## To do
Report the number of lines that include "color", with no additional text.

## Task input
■ ■ ■ ■ ■
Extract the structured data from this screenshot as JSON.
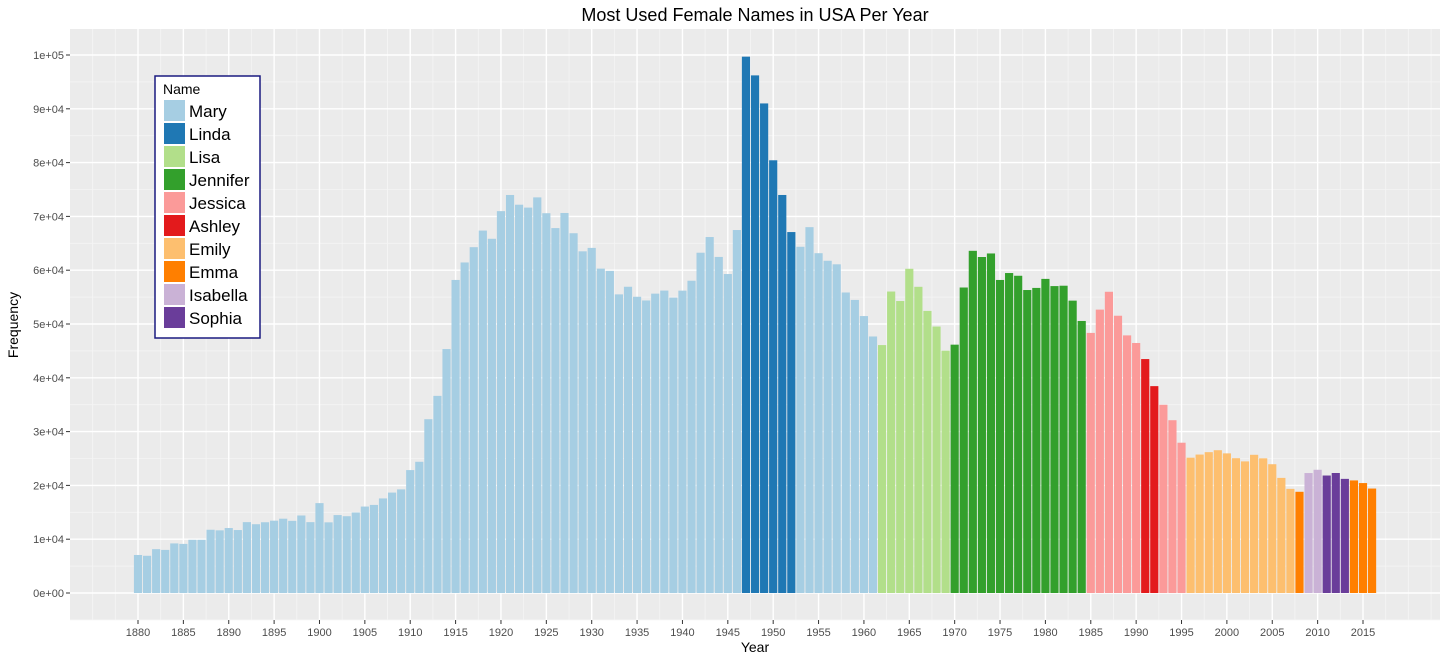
{
  "chart_data": {
    "type": "bar",
    "title": "Most Used Female Names in USA Per Year",
    "xlabel": "Year",
    "ylabel": "Frequency",
    "ylim": [
      0,
      100000
    ],
    "grid": true,
    "legend_position": "top-left",
    "legend_title": "Name",
    "series": [
      {
        "name": "Mary",
        "color": "#A6CEE3"
      },
      {
        "name": "Linda",
        "color": "#1F78B4"
      },
      {
        "name": "Lisa",
        "color": "#B2DF8A"
      },
      {
        "name": "Jennifer",
        "color": "#33A02C"
      },
      {
        "name": "Jessica",
        "color": "#FB9A99"
      },
      {
        "name": "Ashley",
        "color": "#E31A1C"
      },
      {
        "name": "Emily",
        "color": "#FDBF6F"
      },
      {
        "name": "Emma",
        "color": "#FF7F00"
      },
      {
        "name": "Isabella",
        "color": "#CAB2D6"
      },
      {
        "name": "Sophia",
        "color": "#6A3D9A"
      }
    ],
    "x_ticks": [
      1880,
      1885,
      1890,
      1895,
      1900,
      1905,
      1910,
      1915,
      1920,
      1925,
      1930,
      1935,
      1940,
      1945,
      1950,
      1955,
      1960,
      1965,
      1970,
      1975,
      1980,
      1985,
      1990,
      1995,
      2000,
      2005,
      2010,
      2015
    ],
    "y_ticks": [
      {
        "value": 0,
        "label": "0e+00"
      },
      {
        "value": 10000,
        "label": "1e+04"
      },
      {
        "value": 20000,
        "label": "2e+04"
      },
      {
        "value": 30000,
        "label": "3e+04"
      },
      {
        "value": 40000,
        "label": "4e+04"
      },
      {
        "value": 50000,
        "label": "5e+04"
      },
      {
        "value": 60000,
        "label": "6e+04"
      },
      {
        "value": 70000,
        "label": "7e+04"
      },
      {
        "value": 80000,
        "label": "8e+04"
      },
      {
        "value": 90000,
        "label": "9e+04"
      },
      {
        "value": 100000,
        "label": "1e+05"
      }
    ],
    "data": [
      {
        "year": 1880,
        "name": "Mary",
        "value": 7065
      },
      {
        "year": 1881,
        "name": "Mary",
        "value": 6919
      },
      {
        "year": 1882,
        "name": "Mary",
        "value": 8148
      },
      {
        "year": 1883,
        "name": "Mary",
        "value": 8012
      },
      {
        "year": 1884,
        "name": "Mary",
        "value": 9217
      },
      {
        "year": 1885,
        "name": "Mary",
        "value": 9128
      },
      {
        "year": 1886,
        "name": "Mary",
        "value": 9889
      },
      {
        "year": 1887,
        "name": "Mary",
        "value": 9888
      },
      {
        "year": 1888,
        "name": "Mary",
        "value": 11754
      },
      {
        "year": 1889,
        "name": "Mary",
        "value": 11648
      },
      {
        "year": 1890,
        "name": "Mary",
        "value": 12078
      },
      {
        "year": 1891,
        "name": "Mary",
        "value": 11703
      },
      {
        "year": 1892,
        "name": "Mary",
        "value": 13172
      },
      {
        "year": 1893,
        "name": "Mary",
        "value": 12784
      },
      {
        "year": 1894,
        "name": "Mary",
        "value": 13151
      },
      {
        "year": 1895,
        "name": "Mary",
        "value": 13446
      },
      {
        "year": 1896,
        "name": "Mary",
        "value": 13811
      },
      {
        "year": 1897,
        "name": "Mary",
        "value": 13413
      },
      {
        "year": 1898,
        "name": "Mary",
        "value": 14406
      },
      {
        "year": 1899,
        "name": "Mary",
        "value": 13172
      },
      {
        "year": 1900,
        "name": "Mary",
        "value": 16707
      },
      {
        "year": 1901,
        "name": "Mary",
        "value": 13136
      },
      {
        "year": 1902,
        "name": "Mary",
        "value": 14486
      },
      {
        "year": 1903,
        "name": "Mary",
        "value": 14275
      },
      {
        "year": 1904,
        "name": "Mary",
        "value": 14961
      },
      {
        "year": 1905,
        "name": "Mary",
        "value": 16066
      },
      {
        "year": 1906,
        "name": "Mary",
        "value": 16370
      },
      {
        "year": 1907,
        "name": "Mary",
        "value": 17580
      },
      {
        "year": 1908,
        "name": "Mary",
        "value": 18664
      },
      {
        "year": 1909,
        "name": "Mary",
        "value": 19259
      },
      {
        "year": 1910,
        "name": "Mary",
        "value": 22848
      },
      {
        "year": 1911,
        "name": "Mary",
        "value": 24390
      },
      {
        "year": 1912,
        "name": "Mary",
        "value": 32304
      },
      {
        "year": 1913,
        "name": "Mary",
        "value": 36641
      },
      {
        "year": 1914,
        "name": "Mary",
        "value": 45345
      },
      {
        "year": 1915,
        "name": "Mary",
        "value": 58187
      },
      {
        "year": 1916,
        "name": "Mary",
        "value": 61438
      },
      {
        "year": 1917,
        "name": "Mary",
        "value": 64281
      },
      {
        "year": 1918,
        "name": "Mary",
        "value": 67365
      },
      {
        "year": 1919,
        "name": "Mary",
        "value": 65838
      },
      {
        "year": 1920,
        "name": "Mary",
        "value": 70980
      },
      {
        "year": 1921,
        "name": "Mary",
        "value": 73982
      },
      {
        "year": 1922,
        "name": "Mary",
        "value": 72173
      },
      {
        "year": 1923,
        "name": "Mary",
        "value": 71635
      },
      {
        "year": 1924,
        "name": "Mary",
        "value": 73536
      },
      {
        "year": 1925,
        "name": "Mary",
        "value": 70593
      },
      {
        "year": 1926,
        "name": "Mary",
        "value": 67829
      },
      {
        "year": 1927,
        "name": "Mary",
        "value": 70636
      },
      {
        "year": 1928,
        "name": "Mary",
        "value": 66870
      },
      {
        "year": 1929,
        "name": "Mary",
        "value": 63510
      },
      {
        "year": 1930,
        "name": "Mary",
        "value": 64146
      },
      {
        "year": 1931,
        "name": "Mary",
        "value": 60296
      },
      {
        "year": 1932,
        "name": "Mary",
        "value": 59872
      },
      {
        "year": 1933,
        "name": "Mary",
        "value": 55507
      },
      {
        "year": 1934,
        "name": "Mary",
        "value": 56924
      },
      {
        "year": 1935,
        "name": "Mary",
        "value": 55065
      },
      {
        "year": 1936,
        "name": "Mary",
        "value": 54373
      },
      {
        "year": 1937,
        "name": "Mary",
        "value": 55642
      },
      {
        "year": 1938,
        "name": "Mary",
        "value": 56214
      },
      {
        "year": 1939,
        "name": "Mary",
        "value": 54905
      },
      {
        "year": 1940,
        "name": "Mary",
        "value": 56200
      },
      {
        "year": 1941,
        "name": "Mary",
        "value": 58040
      },
      {
        "year": 1942,
        "name": "Mary",
        "value": 63249
      },
      {
        "year": 1943,
        "name": "Mary",
        "value": 66168
      },
      {
        "year": 1944,
        "name": "Mary",
        "value": 62465
      },
      {
        "year": 1945,
        "name": "Mary",
        "value": 59288
      },
      {
        "year": 1946,
        "name": "Mary",
        "value": 67468
      },
      {
        "year": 1947,
        "name": "Linda",
        "value": 99689
      },
      {
        "year": 1948,
        "name": "Linda",
        "value": 96211
      },
      {
        "year": 1949,
        "name": "Linda",
        "value": 90999
      },
      {
        "year": 1950,
        "name": "Linda",
        "value": 80431
      },
      {
        "year": 1951,
        "name": "Linda",
        "value": 73981
      },
      {
        "year": 1952,
        "name": "Linda",
        "value": 67090
      },
      {
        "year": 1953,
        "name": "Mary",
        "value": 64352
      },
      {
        "year": 1954,
        "name": "Mary",
        "value": 68003
      },
      {
        "year": 1955,
        "name": "Mary",
        "value": 63162
      },
      {
        "year": 1956,
        "name": "Mary",
        "value": 61752
      },
      {
        "year": 1957,
        "name": "Mary",
        "value": 61094
      },
      {
        "year": 1958,
        "name": "Mary",
        "value": 55855
      },
      {
        "year": 1959,
        "name": "Mary",
        "value": 54474
      },
      {
        "year": 1960,
        "name": "Mary",
        "value": 51475
      },
      {
        "year": 1961,
        "name": "Mary",
        "value": 47680
      },
      {
        "year": 1962,
        "name": "Lisa",
        "value": 46084
      },
      {
        "year": 1963,
        "name": "Lisa",
        "value": 56035
      },
      {
        "year": 1964,
        "name": "Lisa",
        "value": 54269
      },
      {
        "year": 1965,
        "name": "Lisa",
        "value": 60267
      },
      {
        "year": 1966,
        "name": "Lisa",
        "value": 56914
      },
      {
        "year": 1967,
        "name": "Lisa",
        "value": 52435
      },
      {
        "year": 1968,
        "name": "Lisa",
        "value": 49528
      },
      {
        "year": 1969,
        "name": "Lisa",
        "value": 45035
      },
      {
        "year": 1970,
        "name": "Jennifer",
        "value": 46160
      },
      {
        "year": 1971,
        "name": "Jennifer",
        "value": 56783
      },
      {
        "year": 1972,
        "name": "Jennifer",
        "value": 63603
      },
      {
        "year": 1973,
        "name": "Jennifer",
        "value": 62453
      },
      {
        "year": 1974,
        "name": "Jennifer",
        "value": 63111
      },
      {
        "year": 1975,
        "name": "Jennifer",
        "value": 58185
      },
      {
        "year": 1976,
        "name": "Jennifer",
        "value": 59474
      },
      {
        "year": 1977,
        "name": "Jennifer",
        "value": 58964
      },
      {
        "year": 1978,
        "name": "Jennifer",
        "value": 56316
      },
      {
        "year": 1979,
        "name": "Jennifer",
        "value": 56706
      },
      {
        "year": 1980,
        "name": "Jennifer",
        "value": 58385
      },
      {
        "year": 1981,
        "name": "Jennifer",
        "value": 57049
      },
      {
        "year": 1982,
        "name": "Jennifer",
        "value": 57115
      },
      {
        "year": 1983,
        "name": "Jennifer",
        "value": 54342
      },
      {
        "year": 1984,
        "name": "Jennifer",
        "value": 50561
      },
      {
        "year": 1985,
        "name": "Jessica",
        "value": 48346
      },
      {
        "year": 1986,
        "name": "Jessica",
        "value": 52674
      },
      {
        "year": 1987,
        "name": "Jessica",
        "value": 55991
      },
      {
        "year": 1988,
        "name": "Jessica",
        "value": 51538
      },
      {
        "year": 1989,
        "name": "Jessica",
        "value": 47885
      },
      {
        "year": 1990,
        "name": "Jessica",
        "value": 46470
      },
      {
        "year": 1991,
        "name": "Ashley",
        "value": 43481
      },
      {
        "year": 1992,
        "name": "Ashley",
        "value": 38452
      },
      {
        "year": 1993,
        "name": "Jessica",
        "value": 34987
      },
      {
        "year": 1994,
        "name": "Jessica",
        "value": 32117
      },
      {
        "year": 1995,
        "name": "Jessica",
        "value": 27935
      },
      {
        "year": 1996,
        "name": "Emily",
        "value": 25151
      },
      {
        "year": 1997,
        "name": "Emily",
        "value": 25732
      },
      {
        "year": 1998,
        "name": "Emily",
        "value": 26181
      },
      {
        "year": 1999,
        "name": "Emily",
        "value": 26539
      },
      {
        "year": 2000,
        "name": "Emily",
        "value": 25953
      },
      {
        "year": 2001,
        "name": "Emily",
        "value": 25055
      },
      {
        "year": 2002,
        "name": "Emily",
        "value": 24463
      },
      {
        "year": 2003,
        "name": "Emily",
        "value": 25688
      },
      {
        "year": 2004,
        "name": "Emily",
        "value": 25033
      },
      {
        "year": 2005,
        "name": "Emily",
        "value": 23937
      },
      {
        "year": 2006,
        "name": "Emily",
        "value": 21398
      },
      {
        "year": 2007,
        "name": "Emily",
        "value": 19355
      },
      {
        "year": 2008,
        "name": "Emma",
        "value": 18813
      },
      {
        "year": 2009,
        "name": "Isabella",
        "value": 22298
      },
      {
        "year": 2010,
        "name": "Isabella",
        "value": 22905
      },
      {
        "year": 2011,
        "name": "Sophia",
        "value": 21837
      },
      {
        "year": 2012,
        "name": "Sophia",
        "value": 22304
      },
      {
        "year": 2013,
        "name": "Sophia",
        "value": 21213
      },
      {
        "year": 2014,
        "name": "Emma",
        "value": 20924
      },
      {
        "year": 2015,
        "name": "Emma",
        "value": 20435
      },
      {
        "year": 2016,
        "name": "Emma",
        "value": 19414
      }
    ]
  }
}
■ ■ ■ ■ ■
## Exercise output
10